■ **PROVIDED DATA**:
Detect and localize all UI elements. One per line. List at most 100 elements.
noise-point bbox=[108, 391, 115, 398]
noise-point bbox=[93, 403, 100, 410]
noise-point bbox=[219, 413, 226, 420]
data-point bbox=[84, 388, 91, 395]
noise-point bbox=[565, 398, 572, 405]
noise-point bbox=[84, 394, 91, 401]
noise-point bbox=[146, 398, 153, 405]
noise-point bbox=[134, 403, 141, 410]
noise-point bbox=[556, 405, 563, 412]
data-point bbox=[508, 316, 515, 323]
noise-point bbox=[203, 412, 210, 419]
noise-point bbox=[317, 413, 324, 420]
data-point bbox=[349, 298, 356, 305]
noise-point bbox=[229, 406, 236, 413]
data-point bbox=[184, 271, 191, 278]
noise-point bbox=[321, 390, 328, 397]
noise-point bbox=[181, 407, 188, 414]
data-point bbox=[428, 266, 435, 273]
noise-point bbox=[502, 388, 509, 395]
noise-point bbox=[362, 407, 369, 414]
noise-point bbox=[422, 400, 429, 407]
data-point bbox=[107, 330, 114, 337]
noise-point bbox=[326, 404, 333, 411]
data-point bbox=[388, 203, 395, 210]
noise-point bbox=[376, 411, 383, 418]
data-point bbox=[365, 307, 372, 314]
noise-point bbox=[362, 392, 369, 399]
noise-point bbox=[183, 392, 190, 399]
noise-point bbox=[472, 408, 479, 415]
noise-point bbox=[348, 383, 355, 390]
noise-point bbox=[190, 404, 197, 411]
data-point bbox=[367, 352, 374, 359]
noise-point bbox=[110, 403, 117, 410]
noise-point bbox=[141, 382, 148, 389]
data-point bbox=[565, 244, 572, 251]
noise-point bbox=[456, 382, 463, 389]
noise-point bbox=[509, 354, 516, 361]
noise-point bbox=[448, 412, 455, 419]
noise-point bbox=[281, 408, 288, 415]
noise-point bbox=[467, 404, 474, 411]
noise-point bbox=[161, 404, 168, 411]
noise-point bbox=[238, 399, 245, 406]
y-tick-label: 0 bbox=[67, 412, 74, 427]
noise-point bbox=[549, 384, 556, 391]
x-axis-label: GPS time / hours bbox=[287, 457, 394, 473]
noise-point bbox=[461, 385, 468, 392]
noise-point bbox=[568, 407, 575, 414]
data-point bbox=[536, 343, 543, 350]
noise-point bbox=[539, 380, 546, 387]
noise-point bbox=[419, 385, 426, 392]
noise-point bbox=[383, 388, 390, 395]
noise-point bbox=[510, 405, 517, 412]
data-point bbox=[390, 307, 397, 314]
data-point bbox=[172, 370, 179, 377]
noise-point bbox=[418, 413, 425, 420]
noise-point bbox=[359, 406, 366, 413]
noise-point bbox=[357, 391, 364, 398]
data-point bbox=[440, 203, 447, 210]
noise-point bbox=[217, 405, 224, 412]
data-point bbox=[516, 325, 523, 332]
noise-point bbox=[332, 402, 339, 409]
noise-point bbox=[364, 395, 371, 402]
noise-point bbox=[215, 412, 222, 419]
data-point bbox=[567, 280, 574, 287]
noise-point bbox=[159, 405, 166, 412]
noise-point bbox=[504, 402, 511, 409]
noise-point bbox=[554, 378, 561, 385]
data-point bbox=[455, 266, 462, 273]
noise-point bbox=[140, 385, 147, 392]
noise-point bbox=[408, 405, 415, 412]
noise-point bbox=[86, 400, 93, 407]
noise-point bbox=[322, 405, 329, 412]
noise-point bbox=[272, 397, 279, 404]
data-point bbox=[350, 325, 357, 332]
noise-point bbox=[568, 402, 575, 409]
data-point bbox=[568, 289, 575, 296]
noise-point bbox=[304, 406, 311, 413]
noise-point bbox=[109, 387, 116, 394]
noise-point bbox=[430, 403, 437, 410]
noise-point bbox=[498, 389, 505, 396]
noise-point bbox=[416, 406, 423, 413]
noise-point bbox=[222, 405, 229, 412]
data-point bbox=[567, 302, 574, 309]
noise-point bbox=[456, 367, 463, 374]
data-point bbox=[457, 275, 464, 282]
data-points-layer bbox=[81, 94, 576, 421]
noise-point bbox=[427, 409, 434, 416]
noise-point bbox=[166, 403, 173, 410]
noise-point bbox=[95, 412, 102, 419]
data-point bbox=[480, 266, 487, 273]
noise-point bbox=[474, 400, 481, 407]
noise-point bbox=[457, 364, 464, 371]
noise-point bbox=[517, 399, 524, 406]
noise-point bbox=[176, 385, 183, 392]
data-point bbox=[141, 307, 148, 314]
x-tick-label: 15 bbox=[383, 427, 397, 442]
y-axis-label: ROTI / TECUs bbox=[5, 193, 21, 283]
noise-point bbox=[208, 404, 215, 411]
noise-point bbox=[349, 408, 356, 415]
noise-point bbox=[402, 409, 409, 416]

■ **WHAT NEEDS TO BE DONE**:
Reproduce every line of the items above verbatim, in the same order.

■ **ANSWER TO THE EXERCISE**:
Detect and localize all UI elements. One per line. List at most 100 elements.
noise-point bbox=[108, 391, 115, 398]
noise-point bbox=[93, 403, 100, 410]
noise-point bbox=[219, 413, 226, 420]
data-point bbox=[84, 388, 91, 395]
noise-point bbox=[565, 398, 572, 405]
noise-point bbox=[84, 394, 91, 401]
noise-point bbox=[146, 398, 153, 405]
noise-point bbox=[134, 403, 141, 410]
noise-point bbox=[556, 405, 563, 412]
data-point bbox=[508, 316, 515, 323]
noise-point bbox=[203, 412, 210, 419]
noise-point bbox=[317, 413, 324, 420]
data-point bbox=[349, 298, 356, 305]
noise-point bbox=[229, 406, 236, 413]
data-point bbox=[184, 271, 191, 278]
noise-point bbox=[321, 390, 328, 397]
noise-point bbox=[181, 407, 188, 414]
data-point bbox=[428, 266, 435, 273]
noise-point bbox=[502, 388, 509, 395]
noise-point bbox=[362, 407, 369, 414]
noise-point bbox=[422, 400, 429, 407]
data-point bbox=[107, 330, 114, 337]
noise-point bbox=[326, 404, 333, 411]
data-point bbox=[388, 203, 395, 210]
noise-point bbox=[376, 411, 383, 418]
data-point bbox=[365, 307, 372, 314]
noise-point bbox=[362, 392, 369, 399]
noise-point bbox=[183, 392, 190, 399]
noise-point bbox=[472, 408, 479, 415]
noise-point bbox=[348, 383, 355, 390]
noise-point bbox=[190, 404, 197, 411]
data-point bbox=[367, 352, 374, 359]
noise-point bbox=[110, 403, 117, 410]
noise-point bbox=[141, 382, 148, 389]
data-point bbox=[565, 244, 572, 251]
noise-point bbox=[456, 382, 463, 389]
noise-point bbox=[509, 354, 516, 361]
noise-point bbox=[448, 412, 455, 419]
noise-point bbox=[281, 408, 288, 415]
noise-point bbox=[467, 404, 474, 411]
noise-point bbox=[161, 404, 168, 411]
noise-point bbox=[238, 399, 245, 406]
y-tick-label: 0 bbox=[67, 412, 74, 427]
noise-point bbox=[549, 384, 556, 391]
x-axis-label: GPS time / hours bbox=[287, 457, 394, 473]
noise-point bbox=[461, 385, 468, 392]
noise-point bbox=[568, 407, 575, 414]
data-point bbox=[536, 343, 543, 350]
noise-point bbox=[539, 380, 546, 387]
noise-point bbox=[419, 385, 426, 392]
noise-point bbox=[383, 388, 390, 395]
noise-point bbox=[510, 405, 517, 412]
data-point bbox=[390, 307, 397, 314]
data-point bbox=[172, 370, 179, 377]
noise-point bbox=[418, 413, 425, 420]
noise-point bbox=[359, 406, 366, 413]
noise-point bbox=[357, 391, 364, 398]
data-point bbox=[440, 203, 447, 210]
noise-point bbox=[217, 405, 224, 412]
data-point bbox=[516, 325, 523, 332]
noise-point bbox=[332, 402, 339, 409]
noise-point bbox=[364, 395, 371, 402]
noise-point bbox=[215, 412, 222, 419]
data-point bbox=[567, 280, 574, 287]
noise-point bbox=[159, 405, 166, 412]
noise-point bbox=[504, 402, 511, 409]
noise-point bbox=[554, 378, 561, 385]
data-point bbox=[455, 266, 462, 273]
noise-point bbox=[140, 385, 147, 392]
noise-point bbox=[408, 405, 415, 412]
noise-point bbox=[86, 400, 93, 407]
noise-point bbox=[322, 405, 329, 412]
noise-point bbox=[272, 397, 279, 404]
data-point bbox=[350, 325, 357, 332]
noise-point bbox=[568, 402, 575, 409]
data-point bbox=[568, 289, 575, 296]
noise-point bbox=[304, 406, 311, 413]
noise-point bbox=[109, 387, 116, 394]
noise-point bbox=[430, 403, 437, 410]
noise-point bbox=[498, 389, 505, 396]
noise-point bbox=[416, 406, 423, 413]
noise-point bbox=[222, 405, 229, 412]
data-point bbox=[567, 302, 574, 309]
noise-point bbox=[456, 367, 463, 374]
data-point bbox=[457, 275, 464, 282]
data-points-layer bbox=[81, 94, 576, 421]
noise-point bbox=[427, 409, 434, 416]
noise-point bbox=[166, 403, 173, 410]
noise-point bbox=[95, 412, 102, 419]
data-point bbox=[480, 266, 487, 273]
noise-point bbox=[474, 400, 481, 407]
noise-point bbox=[457, 364, 464, 371]
noise-point bbox=[517, 399, 524, 406]
noise-point bbox=[176, 385, 183, 392]
data-point bbox=[141, 307, 148, 314]
x-tick-label: 15 bbox=[383, 427, 397, 442]
y-axis-label: ROTI / TECUs bbox=[5, 193, 21, 283]
noise-point bbox=[208, 404, 215, 411]
noise-point bbox=[349, 408, 356, 415]
noise-point bbox=[402, 409, 409, 416]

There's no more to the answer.